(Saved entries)
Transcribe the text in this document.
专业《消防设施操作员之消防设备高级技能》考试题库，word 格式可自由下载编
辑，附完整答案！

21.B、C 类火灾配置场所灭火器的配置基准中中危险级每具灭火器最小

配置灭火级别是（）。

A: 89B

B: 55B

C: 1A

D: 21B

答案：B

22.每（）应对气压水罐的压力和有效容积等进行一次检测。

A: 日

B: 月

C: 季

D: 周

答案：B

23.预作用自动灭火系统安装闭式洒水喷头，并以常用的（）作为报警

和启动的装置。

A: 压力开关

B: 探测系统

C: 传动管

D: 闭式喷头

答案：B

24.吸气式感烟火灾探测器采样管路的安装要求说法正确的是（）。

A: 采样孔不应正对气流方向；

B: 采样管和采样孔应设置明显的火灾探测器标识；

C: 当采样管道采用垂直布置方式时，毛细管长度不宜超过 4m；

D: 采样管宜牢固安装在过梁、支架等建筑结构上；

**EXERCISE DETAILS**
Reproduce the complete data exactly as presented above.

**ANSWER FOR THIS EXERCISE**
Transcribe the text in this document.
专业《消防设施操作员之消防设备高级技能》考试题库，word 格式可自由下载编
辑，附完整答案！

21.B、C 类火灾配置场所灭火器的配置基准中中危险级每具灭火器最小

配置灭火级别是（）。

A: 89B

B: 55B

C: 1A

D: 21B

答案：B

22.每（）应对气压水罐的压力和有效容积等进行一次检测。

A: 日

B: 月

C: 季

D: 周

答案：B

23.预作用自动灭火系统安装闭式洒水喷头，并以常用的（）作为报警

和启动的装置。

A: 压力开关

B: 探测系统

C: 传动管

D: 闭式喷头

答案：B

24.吸气式感烟火灾探测器采样管路的安装要求说法正确的是（）。

A: 采样孔不应正对气流方向；

B: 采样管和采样孔应设置明显的火灾探测器标识；

C: 当采样管道采用垂直布置方式时，毛细管长度不宜超过 4m；

D: 采样管宜牢固安装在过梁、支架等建筑结构上；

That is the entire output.